## BEGIN

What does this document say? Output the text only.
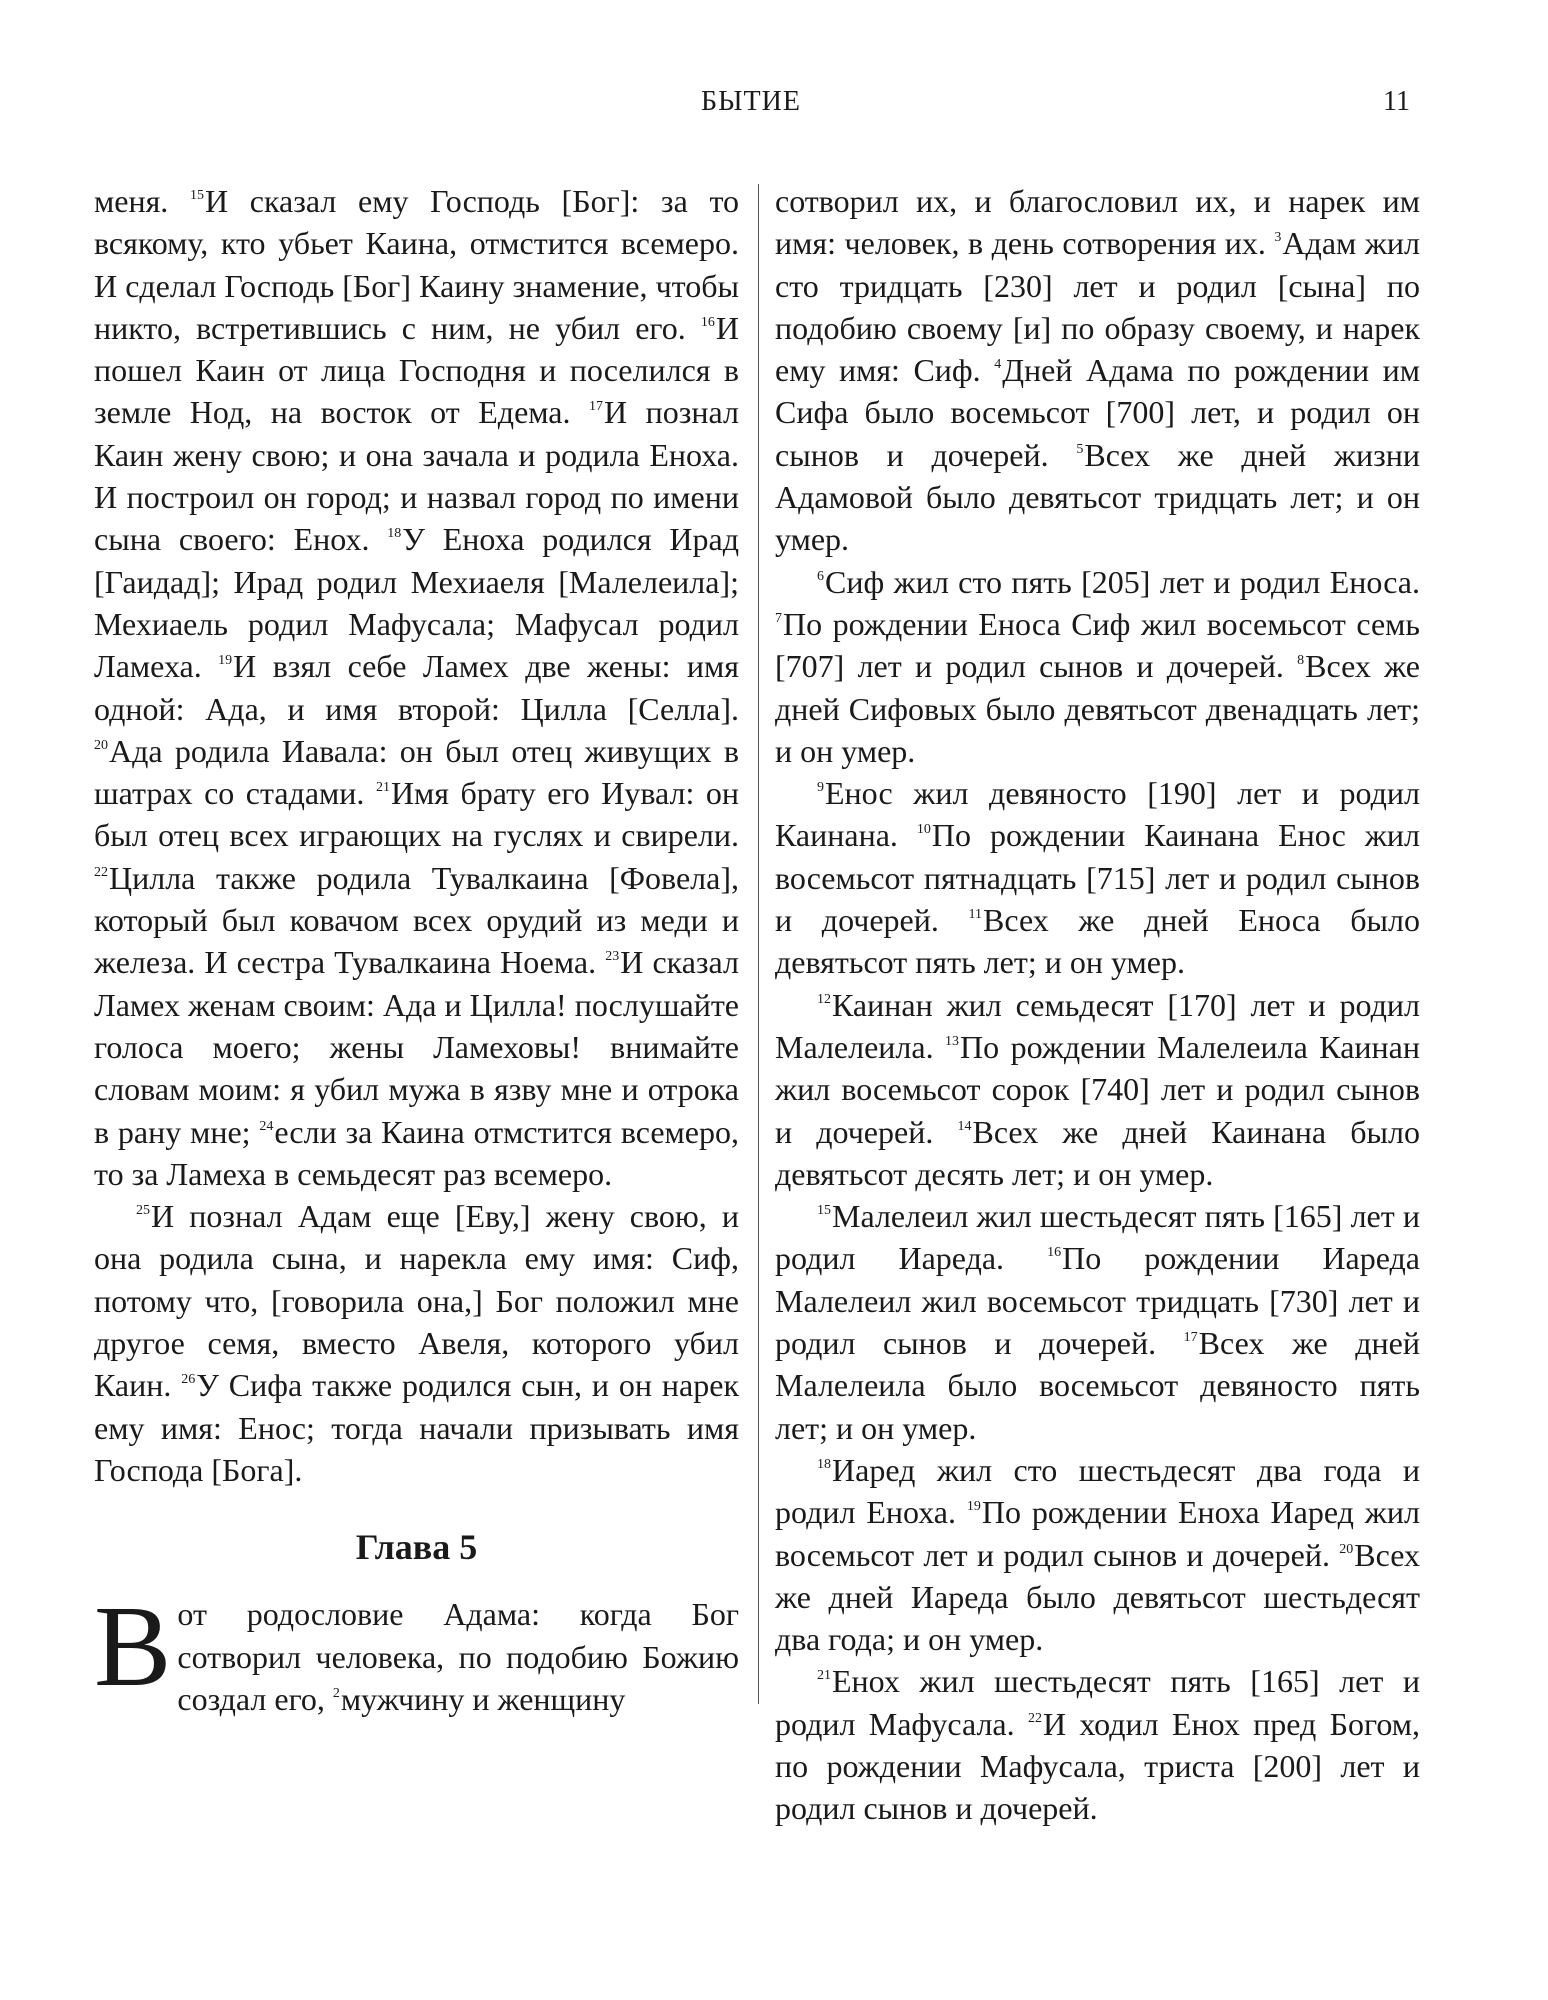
БЫТИЕ	11

меня. $^{15}$И сказал ему Господь [Бог]: за то всякому, кто убьет Каина, отмстится всемеро. И сделал Господь [Бог] Каину знамение, чтобы никто, встретившись с ним, не убил его. $^{16}$И пошел Каин от лица Господня и поселился в земле Нод, на восток от Едема. $^{17}$И познал Каин жену свою; и она зачала и родила Еноха. И построил он город; и назвал город по имени сына своего: Енох. $^{18}$У Еноха родился Ирад [Гаидад]; Ирад родил Мехиаеля [Малелеила]; Мехиаель родил Мафусала; Мафусал родил Ламеха. $^{19}$И взял себе Ламех две жены: имя одной: Ада, и имя второй: Цилла [Селла]. $^{20}$Ада родила Иавала: он был отец живущих в шатрах со стадами. $^{21}$Имя брату его Иувал: он был отец всех играющих на гуслях и свирели. $^{22}$Цилла также родила Тувалкаина [Фовела], который был ковачом всех орудий из меди и железа. И сестра Тувалкаина Ноема. $^{23}$И сказал Ламех женам своим: Ада и Цилла! послушайте голоса моего; жены Ламеховы! внимайте словам моим: я убил мужа в язву мне и отрока в рану мне; $^{24}$если за Каина отмстится всемеро, то за Ламеха в семьдесят раз всемеро.

$^{25}$И познал Адам еще [Еву,] жену свою, и она родила сына, и нарекла ему имя: Сиф, потому что, [говорила она,] Бог положил мне другое семя, вместо Авеля, которого убил Каин. $^{26}$У Сифа также родился сын, и он нарек ему имя: Енос; тогда начали призывать имя Господа [Бога].

Глава 5

В от родословие Адама: когда Бог сотворил человека, по подобию Божию создал его, $^2$мужчину и женщину

сотворил их, и благословил их, и нарек им имя: человек, в день сотворения их. $^3$Адам жил сто тридцать [230] лет и родил [сына] по подобию своему [и] по образу своему, и нарек ему имя: Сиф. $^4$Дней Адама по рождении им Сифа было восемьсот [700] лет, и родил он сынов и дочерей. $^5$Всех же дней жизни Адамовой было девятьсот тридцать лет; и он умер.

$^6$Сиф жил сто пять [205] лет и родил Еноса. $^7$По рождении Еноса Сиф жил восемьсот семь [707] лет и родил сынов и дочерей. $^8$Всех же дней Сифовых было девятьсот двенадцать лет; и он умер.

$^9$Енос жил девяносто [190] лет и родил Каинана. $^{10}$По рождении Каинана Енос жил восемьсот пятнадцать [715] лет и родил сынов и дочерей. $^{11}$Всех же дней Еноса было девятьсот пять лет; и он умер.

$^{12}$Каинан жил семьдесят [170] лет и родил Малелеила. $^{13}$По рождении Малелеила Каинан жил восемьсот сорок [740] лет и родил сынов и дочерей. $^{14}$Всех же дней Каинана было девятьсот десять лет; и он умер.

$^{15}$Малелеил жил шестьдесят пять [165] лет и родил Иареда. $^{16}$По рождении Иареда Малелеил жил восемьсот тридцать [730] лет и родил сынов и дочерей. $^{17}$Всех же дней Малелеила было восемьсот девяносто пять лет; и он умер.

$^{18}$Иаред жил сто шестьдесят два года и родил Еноха. $^{19}$По рождении Еноха Иаред жил восемьсот лет и родил сынов и дочерей. $^{20}$Всех же дней Иареда было девятьсот шестьдесят два года; и он умер.

$^{21}$Енох жил шестьдесят пять [165] лет и родил Мафусала. $^{22}$И ходил Енох пред Богом, по рождении Мафусала, триста [200] лет и родил сынов и дочерей.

## END

### AIM OF THE EXERCISE
Repeat the material above word for word, please, apart from its images.

### EXERCISE SOLUTION
What does this document say? Output the text only.
БЫТИЕ	11

меня. $^{15}$И сказал ему Господь [Бог]: за то всякому, кто убьет Каина, отмстится всемеро. И сделал Господь [Бог] Каину знамение, чтобы никто, встретившись с ним, не убил его. $^{16}$И пошел Каин от лица Господня и поселился в земле Нод, на восток от Едема. $^{17}$И познал Каин жену свою; и она зачала и родила Еноха. И построил он город; и назвал город по имени сына своего: Енох. $^{18}$У Еноха родился Ирад [Гаидад]; Ирад родил Мехиаеля [Малелеила]; Мехиаель родил Мафусала; Мафусал родил Ламеха. $^{19}$И взял себе Ламех две жены: имя одной: Ада, и имя второй: Цилла [Селла]. $^{20}$Ада родила Иавала: он был отец живущих в шатрах со стадами. $^{21}$Имя брату его Иувал: он был отец всех играющих на гуслях и свирели. $^{22}$Цилла также родила Тувалкаина [Фовела], который был ковачом всех орудий из меди и железа. И сестра Тувалкаина Ноема. $^{23}$И сказал Ламех женам своим: Ада и Цилла! послушайте голоса моего; жены Ламеховы! внимайте словам моим: я убил мужа в язву мне и отрока в рану мне; $^{24}$если за Каина отмстится всемеро, то за Ламеха в семьдесят раз всемеро.

$^{25}$И познал Адам еще [Еву,] жену свою, и она родила сына, и нарекла ему имя: Сиф, потому что, [говорила она,] Бог положил мне другое семя, вместо Авеля, которого убил Каин. $^{26}$У Сифа также родился сын, и он нарек ему имя: Енос; тогда начали призывать имя Господа [Бога].

Глава 5

В от родословие Адама: когда Бог сотворил человека, по подобию Божию создал его, $^2$мужчину и женщину

сотворил их, и благословил их, и нарек им имя: человек, в день сотворения их. $^3$Адам жил сто тридцать [230] лет и родил [сына] по подобию своему [и] по образу своему, и нарек ему имя: Сиф. $^4$Дней Адама по рождении им Сифа было восемьсот [700] лет, и родил он сынов и дочерей. $^5$Всех же дней жизни Адамовой было девятьсот тридцать лет; и он умер.

$^6$Сиф жил сто пять [205] лет и родил Еноса. $^7$По рождении Еноса Сиф жил восемьсот семь [707] лет и родил сынов и дочерей. $^8$Всех же дней Сифовых было девятьсот двенадцать лет; и он умер.

$^9$Енос жил девяносто [190] лет и родил Каинана. $^{10}$По рождении Каинана Енос жил восемьсот пятнадцать [715] лет и родил сынов и дочерей. $^{11}$Всех же дней Еноса было девятьсот пять лет; и он умер.

$^{12}$Каинан жил семьдесят [170] лет и родил Малелеила. $^{13}$По рождении Малелеила Каинан жил восемьсот сорок [740] лет и родил сынов и дочерей. $^{14}$Всех же дней Каинана было девятьсот десять лет; и он умер.

$^{15}$Малелеил жил шестьдесят пять [165] лет и родил Иареда. $^{16}$По рождении Иареда Малелеил жил восемьсот тридцать [730] лет и родил сынов и дочерей. $^{17}$Всех же дней Малелеила было восемьсот девяносто пять лет; и он умер.

$^{18}$Иаред жил сто шестьдесят два года и родил Еноха. $^{19}$По рождении Еноха Иаред жил восемьсот лет и родил сынов и дочерей. $^{20}$Всех же дней Иареда было девятьсот шестьдесят два года; и он умер.

$^{21}$Енох жил шестьдесят пять [165] лет и родил Мафусала. $^{22}$И ходил Енох пред Богом, по рождении Мафусала, триста [200] лет и родил сынов и дочерей.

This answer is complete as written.